__Aim__:
Determine how many lines below hold the string "type". Reply with the number alone.

## begin Provided entries

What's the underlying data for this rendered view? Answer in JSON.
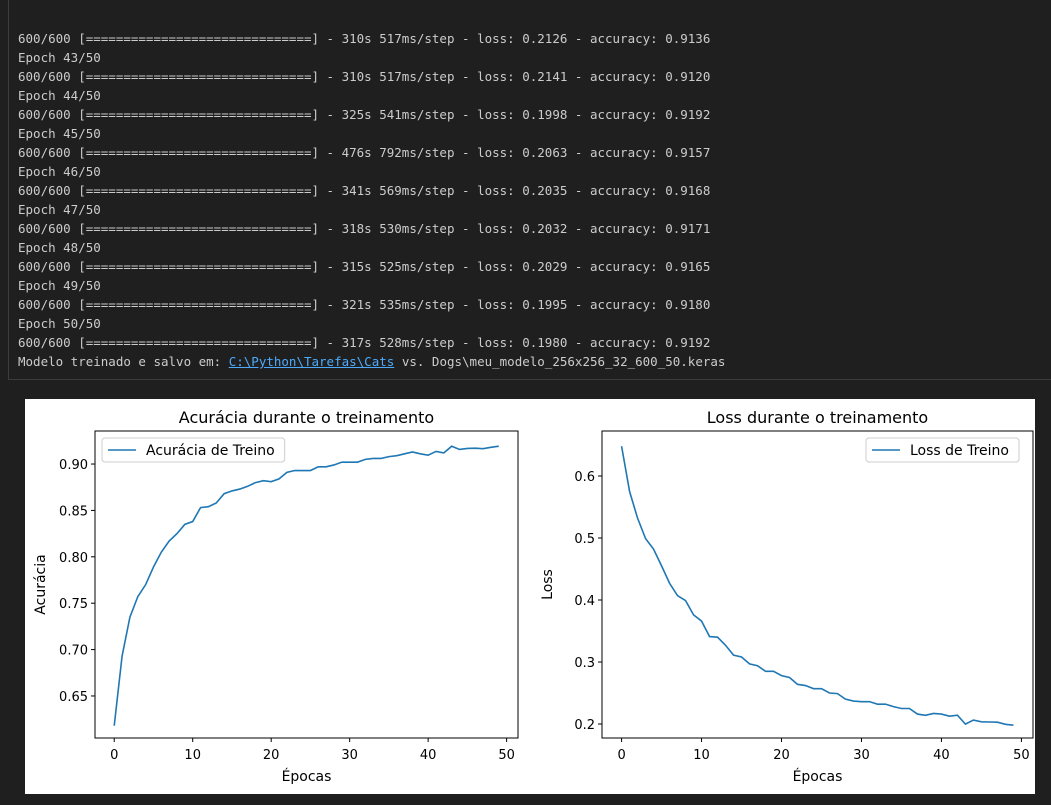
{
  "log": {
    "lines": [
      "600/600 [==============================] - 310s 517ms/step - loss: 0.2126 - accuracy: 0.9136",
      "Epoch 43/50",
      "600/600 [==============================] - 310s 517ms/step - loss: 0.2141 - accuracy: 0.9120",
      "Epoch 44/50",
      "600/600 [==============================] - 325s 541ms/step - loss: 0.1998 - accuracy: 0.9192",
      "Epoch 45/50",
      "600/600 [==============================] - 476s 792ms/step - loss: 0.2063 - accuracy: 0.9157",
      "Epoch 46/50",
      "600/600 [==============================] - 341s 569ms/step - loss: 0.2035 - accuracy: 0.9168",
      "Epoch 47/50",
      "600/600 [==============================] - 318s 530ms/step - loss: 0.2032 - accuracy: 0.9171",
      "Epoch 48/50",
      "600/600 [==============================] - 315s 525ms/step - loss: 0.2029 - accuracy: 0.9165",
      "Epoch 49/50",
      "600/600 [==============================] - 321s 535ms/step - loss: 0.1995 - accuracy: 0.9180",
      "Epoch 50/50",
      "600/600 [==============================] - 317s 528ms/step - loss: 0.1980 - accuracy: 0.9192"
    ],
    "footer": {
      "prefix": "Modelo treinado e salvo em: ",
      "link": "C:\\Python\\Tarefas\\Cats",
      "suffix": " vs. Dogs\\meu_modelo_256x256_32_600_50.keras"
    }
  },
  "chart_data": [
    {
      "type": "line",
      "title": "Acurácia durante o treinamento",
      "xlabel": "Épocas",
      "ylabel": "Acurácia",
      "x": [
        0,
        1,
        2,
        3,
        4,
        5,
        6,
        7,
        8,
        9,
        10,
        11,
        12,
        13,
        14,
        15,
        16,
        17,
        18,
        19,
        20,
        21,
        22,
        23,
        24,
        25,
        26,
        27,
        28,
        29,
        30,
        31,
        32,
        33,
        34,
        35,
        36,
        37,
        38,
        39,
        40,
        41,
        42,
        43,
        44,
        45,
        46,
        47,
        48,
        49
      ],
      "series": [
        {
          "name": "Acurácia de Treino",
          "color": "#1f77b4",
          "values": [
            0.618,
            0.693,
            0.735,
            0.757,
            0.77,
            0.789,
            0.805,
            0.817,
            0.825,
            0.835,
            0.838,
            0.853,
            0.854,
            0.858,
            0.868,
            0.871,
            0.873,
            0.876,
            0.88,
            0.882,
            0.881,
            0.884,
            0.891,
            0.893,
            0.893,
            0.893,
            0.897,
            0.897,
            0.899,
            0.902,
            0.902,
            0.902,
            0.905,
            0.906,
            0.906,
            0.908,
            0.909,
            0.911,
            0.913,
            0.911,
            0.9095,
            0.9136,
            0.912,
            0.9192,
            0.9157,
            0.9168,
            0.9171,
            0.9165,
            0.918,
            0.9192
          ]
        }
      ],
      "xlim": [
        -2.45,
        51.45
      ],
      "ylim": [
        0.6047,
        0.9356
      ],
      "xticks": [
        0,
        10,
        20,
        30,
        40,
        50
      ],
      "yticks": [
        0.65,
        {
          "value": 0.7,
          "label": "0.70"
        },
        0.75,
        {
          "value": 0.8,
          "label": "0.80"
        },
        0.85,
        {
          "value": 0.9,
          "label": "0.90"
        }
      ],
      "legend": "upper left",
      "grid": false
    },
    {
      "type": "line",
      "title": "Loss durante o treinamento",
      "xlabel": "Épocas",
      "ylabel": "Loss",
      "x": [
        0,
        1,
        2,
        3,
        4,
        5,
        6,
        7,
        8,
        9,
        10,
        11,
        12,
        13,
        14,
        15,
        16,
        17,
        18,
        19,
        20,
        21,
        22,
        23,
        24,
        25,
        26,
        27,
        28,
        29,
        30,
        31,
        32,
        33,
        34,
        35,
        36,
        37,
        38,
        39,
        40,
        41,
        42,
        43,
        44,
        45,
        46,
        47,
        48,
        49
      ],
      "series": [
        {
          "name": "Loss de Treino",
          "color": "#1f77b4",
          "values": [
            0.648,
            0.575,
            0.532,
            0.499,
            0.482,
            0.455,
            0.427,
            0.407,
            0.399,
            0.376,
            0.366,
            0.341,
            0.34,
            0.327,
            0.311,
            0.308,
            0.297,
            0.294,
            0.285,
            0.285,
            0.278,
            0.275,
            0.264,
            0.262,
            0.257,
            0.257,
            0.25,
            0.249,
            0.24,
            0.237,
            0.236,
            0.236,
            0.232,
            0.232,
            0.228,
            0.225,
            0.225,
            0.216,
            0.214,
            0.217,
            0.216,
            0.2126,
            0.2141,
            0.1998,
            0.2063,
            0.2035,
            0.2032,
            0.2029,
            0.1995,
            0.198
          ]
        }
      ],
      "xlim": [
        -2.45,
        51.45
      ],
      "ylim": [
        0.1774,
        0.6726
      ],
      "xticks": [
        0,
        10,
        20,
        30,
        40,
        50
      ],
      "yticks": [
        0.2,
        0.3,
        0.4,
        0.5,
        0.6
      ],
      "legend": "upper right",
      "grid": false
    }
  ]
}
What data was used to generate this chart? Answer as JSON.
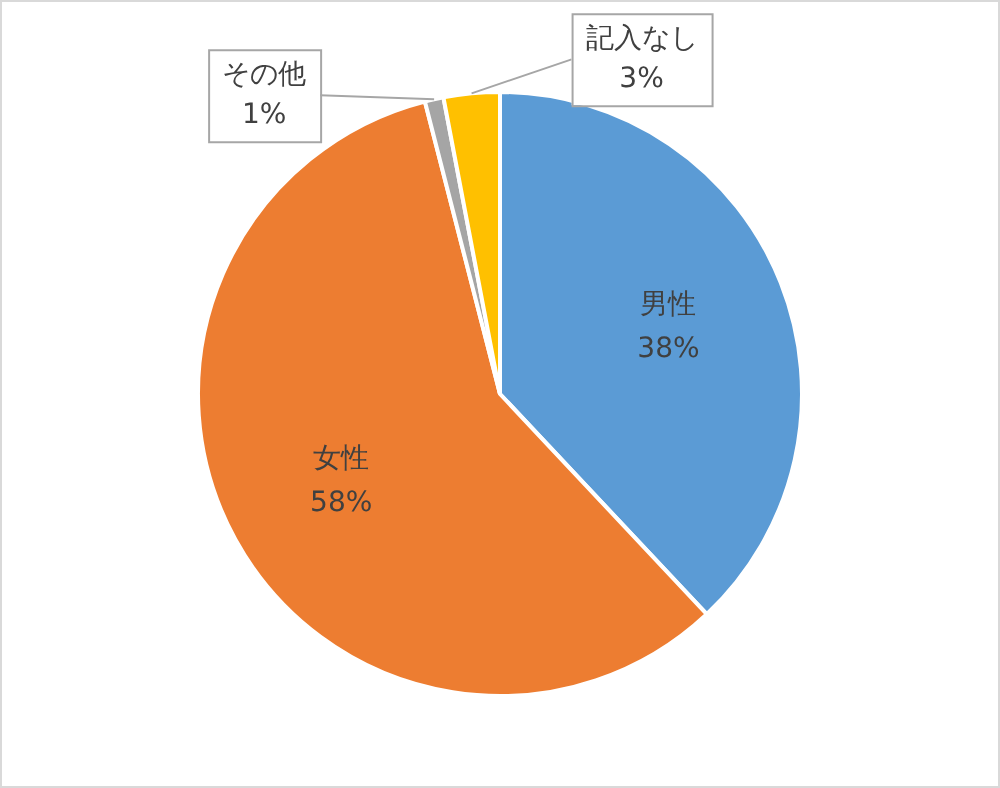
{
  "chart_data": {
    "type": "pie",
    "categories": [
      "男性",
      "女性",
      "その他",
      "記入なし"
    ],
    "values": [
      38,
      58,
      1,
      3
    ],
    "value_labels": [
      "38%",
      "58%",
      "1%",
      "3%"
    ],
    "colors": [
      "#5b9bd5",
      "#ed7d31",
      "#a5a5a5",
      "#ffc000"
    ],
    "legend": false
  }
}
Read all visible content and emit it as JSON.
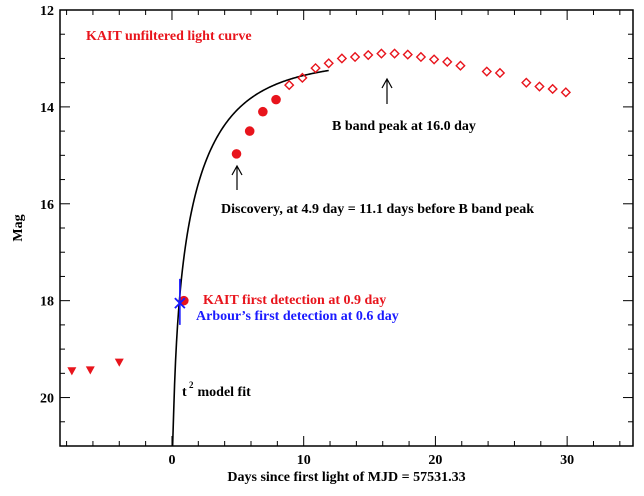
{
  "chart_data": {
    "type": "scatter",
    "title": "",
    "xlabel": "Days since first light of MJD = 57531.33",
    "ylabel": "Mag",
    "xlim": [
      -8.5,
      35
    ],
    "ylim": [
      21,
      12
    ],
    "y_inverted": true,
    "x_ticks": [
      0,
      10,
      20,
      30
    ],
    "y_ticks": [
      12,
      14,
      16,
      18,
      20
    ],
    "series": [
      {
        "name": "KAIT unfiltered light curve",
        "marker": "filled-circle",
        "color": "#e8141c",
        "points": [
          [
            0.9,
            18.0
          ],
          [
            4.9,
            14.97
          ],
          [
            5.9,
            14.5
          ],
          [
            6.9,
            14.1
          ],
          [
            7.9,
            13.85
          ]
        ]
      },
      {
        "marker": "open-diamond",
        "color": "#e8141c",
        "points": [
          [
            8.9,
            13.55
          ],
          [
            9.9,
            13.4
          ],
          [
            10.9,
            13.2
          ],
          [
            11.9,
            13.1
          ],
          [
            12.9,
            13.0
          ],
          [
            13.9,
            12.97
          ],
          [
            14.9,
            12.93
          ],
          [
            15.9,
            12.9
          ],
          [
            16.9,
            12.9
          ],
          [
            17.9,
            12.92
          ],
          [
            18.9,
            12.97
          ],
          [
            19.9,
            13.02
          ],
          [
            20.9,
            13.07
          ],
          [
            21.9,
            13.15
          ],
          [
            23.9,
            13.27
          ],
          [
            24.9,
            13.3
          ],
          [
            26.9,
            13.5
          ],
          [
            27.9,
            13.58
          ],
          [
            28.9,
            13.63
          ],
          [
            29.9,
            13.7
          ]
        ]
      },
      {
        "marker": "filled-triangle-down",
        "color": "#e8141c",
        "points": [
          [
            -7.6,
            19.45
          ],
          [
            -6.2,
            19.43
          ],
          [
            -4.0,
            19.27
          ]
        ]
      },
      {
        "marker": "cross",
        "color": "#1a1aff",
        "points": [
          [
            0.6,
            18.05
          ]
        ],
        "y_error": [
          [
            0.6,
            17.55,
            18.5
          ]
        ]
      }
    ],
    "model_fit": {
      "label": "t² model fit",
      "type": "t2",
      "t_start": -0.1,
      "x_range": [
        0.05,
        11.9
      ],
      "peak_mag": 12.95,
      "scale": 6.75
    },
    "annotations": {
      "title_note": "KAIT unfiltered light curve",
      "b_peak": "B band peak at 16.0 day",
      "discovery": "Discovery, at 4.9 day = 11.1 days before B band peak",
      "kait_first": "KAIT first detection at 0.9 day",
      "arbour_first": "Arbour’s first detection at 0.6 day",
      "model_fit_main": "t",
      "model_fit_sup": "2",
      "model_fit_rest": " model fit"
    },
    "grid": false,
    "legend": "none"
  }
}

## end Provided entries

__Task answer__:
5